**PAGE EXTRACT**
Following a brutal Week 11 divisional loss to the Carolina Panthers, the Atlanta Falcons are forced to confront the one truth this season has tried (and failed) to ignore: everything Atlanta wants to become hinges on whether Michael Penix Jr. can stay on the field.
And right now, that answer looks shakier than ever. Penix was playing well through three quarters, going 13-of-16 for 175 yards as the Falcons were in clear control of the game.
Then with 5:22 left in the third quarter, Penix got hit hard on a third-down pass that ultimately led to him being placed on injured reserve .
Micheal Penix Jr. walks off the field after his apparent injury.
— SM Highlights (@SMHighlights1) November 16, 2025
He is now in the medical tent 😳 pic.twitter.com/mzUEAVH7Sk
If the injury itself is the first part of Atlanta’s glaring problem, the next part came the moment Kirk Cousins jogged onto the field in his absence. This should have been the advantage.

**TO DO**
1. Decide whether each statement agrees with the Falcons article, answering yes or no and quoting the exact words of the article that settle it: (a) Before the hit, Penix completed 13 of 16 passes for 175 yards. (b) Penix was hurt during the fourth quarter. (c) The Falcons lost the Week 11 game to the Carolina Panthers.
2. Carry on the Falcons article past its final sentence.
The entries have nothing to do with the article on the Falcons and Michael Penix Jr.

**RECORD SET**
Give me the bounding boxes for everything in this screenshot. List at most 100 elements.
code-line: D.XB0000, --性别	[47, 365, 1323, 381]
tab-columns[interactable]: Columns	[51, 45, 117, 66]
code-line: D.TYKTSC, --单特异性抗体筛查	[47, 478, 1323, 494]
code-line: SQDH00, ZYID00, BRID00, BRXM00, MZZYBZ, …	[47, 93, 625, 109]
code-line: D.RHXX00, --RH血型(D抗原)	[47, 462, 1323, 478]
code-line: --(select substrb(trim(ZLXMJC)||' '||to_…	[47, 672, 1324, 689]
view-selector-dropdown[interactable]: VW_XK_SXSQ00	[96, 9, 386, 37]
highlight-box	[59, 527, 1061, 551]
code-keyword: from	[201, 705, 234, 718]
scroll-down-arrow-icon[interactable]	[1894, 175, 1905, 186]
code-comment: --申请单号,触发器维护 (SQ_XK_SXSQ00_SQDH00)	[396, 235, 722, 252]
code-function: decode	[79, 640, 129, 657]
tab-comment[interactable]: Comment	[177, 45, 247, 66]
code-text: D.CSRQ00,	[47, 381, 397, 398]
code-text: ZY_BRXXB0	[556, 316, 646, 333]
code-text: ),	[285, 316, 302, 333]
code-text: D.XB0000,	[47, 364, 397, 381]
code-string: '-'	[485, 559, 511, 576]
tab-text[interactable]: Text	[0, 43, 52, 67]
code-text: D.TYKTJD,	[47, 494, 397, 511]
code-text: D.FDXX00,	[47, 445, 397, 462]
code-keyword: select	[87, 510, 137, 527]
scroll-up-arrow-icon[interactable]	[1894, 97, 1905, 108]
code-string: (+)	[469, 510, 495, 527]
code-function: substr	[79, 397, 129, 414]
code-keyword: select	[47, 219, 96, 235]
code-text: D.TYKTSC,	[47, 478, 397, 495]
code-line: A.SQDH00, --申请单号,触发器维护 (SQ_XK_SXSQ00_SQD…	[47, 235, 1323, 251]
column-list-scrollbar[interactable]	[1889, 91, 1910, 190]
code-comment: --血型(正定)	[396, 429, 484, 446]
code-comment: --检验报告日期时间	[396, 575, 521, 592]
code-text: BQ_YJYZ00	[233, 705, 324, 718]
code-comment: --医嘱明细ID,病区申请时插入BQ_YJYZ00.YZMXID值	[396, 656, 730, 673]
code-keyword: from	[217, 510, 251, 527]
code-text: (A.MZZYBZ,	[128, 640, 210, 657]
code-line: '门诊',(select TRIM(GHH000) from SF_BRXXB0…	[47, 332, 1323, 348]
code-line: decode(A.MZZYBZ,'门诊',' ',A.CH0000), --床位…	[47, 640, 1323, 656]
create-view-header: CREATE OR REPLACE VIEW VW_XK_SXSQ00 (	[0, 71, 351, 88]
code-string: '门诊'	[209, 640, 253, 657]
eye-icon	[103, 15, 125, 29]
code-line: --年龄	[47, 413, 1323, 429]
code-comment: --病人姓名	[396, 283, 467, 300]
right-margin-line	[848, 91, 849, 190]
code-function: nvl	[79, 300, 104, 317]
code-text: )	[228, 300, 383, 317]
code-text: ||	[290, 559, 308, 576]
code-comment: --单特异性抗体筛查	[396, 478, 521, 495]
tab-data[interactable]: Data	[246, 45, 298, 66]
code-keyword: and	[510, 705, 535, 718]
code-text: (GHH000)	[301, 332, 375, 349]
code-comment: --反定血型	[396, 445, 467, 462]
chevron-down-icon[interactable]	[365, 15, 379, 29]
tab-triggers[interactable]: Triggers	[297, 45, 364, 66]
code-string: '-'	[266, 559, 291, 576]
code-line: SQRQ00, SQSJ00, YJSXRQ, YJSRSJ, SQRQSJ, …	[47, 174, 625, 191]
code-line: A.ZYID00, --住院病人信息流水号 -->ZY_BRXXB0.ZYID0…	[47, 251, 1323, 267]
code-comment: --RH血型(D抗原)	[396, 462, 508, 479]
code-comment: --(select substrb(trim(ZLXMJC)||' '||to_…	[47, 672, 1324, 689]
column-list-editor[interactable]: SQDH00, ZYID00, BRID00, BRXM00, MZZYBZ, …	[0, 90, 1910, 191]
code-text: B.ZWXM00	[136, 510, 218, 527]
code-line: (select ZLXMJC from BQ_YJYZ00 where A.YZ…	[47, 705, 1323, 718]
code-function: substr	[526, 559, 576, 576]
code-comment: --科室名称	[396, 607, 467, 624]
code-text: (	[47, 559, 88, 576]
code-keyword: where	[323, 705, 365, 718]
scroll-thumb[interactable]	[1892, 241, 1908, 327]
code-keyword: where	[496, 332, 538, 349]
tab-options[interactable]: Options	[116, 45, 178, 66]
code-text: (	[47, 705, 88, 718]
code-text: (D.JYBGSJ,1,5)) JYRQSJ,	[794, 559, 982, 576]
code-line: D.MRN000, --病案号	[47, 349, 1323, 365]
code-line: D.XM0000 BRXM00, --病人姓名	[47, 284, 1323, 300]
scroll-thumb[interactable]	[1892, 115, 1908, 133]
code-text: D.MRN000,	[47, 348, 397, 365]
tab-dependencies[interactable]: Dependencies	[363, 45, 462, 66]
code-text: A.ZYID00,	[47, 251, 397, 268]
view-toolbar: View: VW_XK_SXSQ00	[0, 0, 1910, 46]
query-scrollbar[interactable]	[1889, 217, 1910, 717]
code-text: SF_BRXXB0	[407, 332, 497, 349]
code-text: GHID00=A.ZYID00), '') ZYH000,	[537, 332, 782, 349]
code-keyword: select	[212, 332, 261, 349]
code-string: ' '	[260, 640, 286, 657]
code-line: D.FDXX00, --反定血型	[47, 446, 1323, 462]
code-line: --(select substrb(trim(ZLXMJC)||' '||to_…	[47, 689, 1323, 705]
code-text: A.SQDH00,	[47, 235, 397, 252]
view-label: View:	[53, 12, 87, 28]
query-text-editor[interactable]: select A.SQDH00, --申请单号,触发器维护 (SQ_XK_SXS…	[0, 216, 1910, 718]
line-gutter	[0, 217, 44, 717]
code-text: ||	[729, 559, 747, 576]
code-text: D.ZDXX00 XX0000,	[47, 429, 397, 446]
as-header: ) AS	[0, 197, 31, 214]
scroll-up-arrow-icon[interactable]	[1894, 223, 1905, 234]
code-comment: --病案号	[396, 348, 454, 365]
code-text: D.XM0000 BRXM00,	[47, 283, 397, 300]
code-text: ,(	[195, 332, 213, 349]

**ANSWERS FOR THE TASKS**
1.
(a) Yes: "going 13-of-16 for 175 yards"
(b) No: "with 5:22 left in the third quarter"
(c) Yes: "a brutal Week 11 divisional loss to the Carolina Panthers"

2.
A veteran backup, a steady hand, someone who could keep the offense afloat. But Cousins has been anything but steady in his limited action this year. He struggled after replacing Penix in Week 8, and he struggled again in this game against Carolina as the Falcons ended up losing 30-27 in overtime.
So not only is the franchise quarterback showing durability concerns that are impossible to ignore, but the plan behind him hasn’t been good enough to keep the season alive when things go wrong.
Michael Penix Jr.'s injury history threatens to derail the Falcons' future
With Penix, much as Atlanta believed this season marked the start of something new, this injury wasn’t new at all. It was a page torn from Penix’s past. This is now the second knee issue of his "rookie" season and the latest entry in a long injury history that has shadowed him since 2018.
The Falcons knew it when they drafted him. They studied it in detail during the pre-draft process, poring over every ACL tear, shoulder dislocation, and season cut short.
Penix had torn the same ACL twice by 2020, dealt with shoulder dislocations in 2020 and 2021, and never played more than seven games in a season at Indiana. But this partially torn ACL is the same knee he bruised earlier this season, and the opposite knee from the one he had surgically repaired.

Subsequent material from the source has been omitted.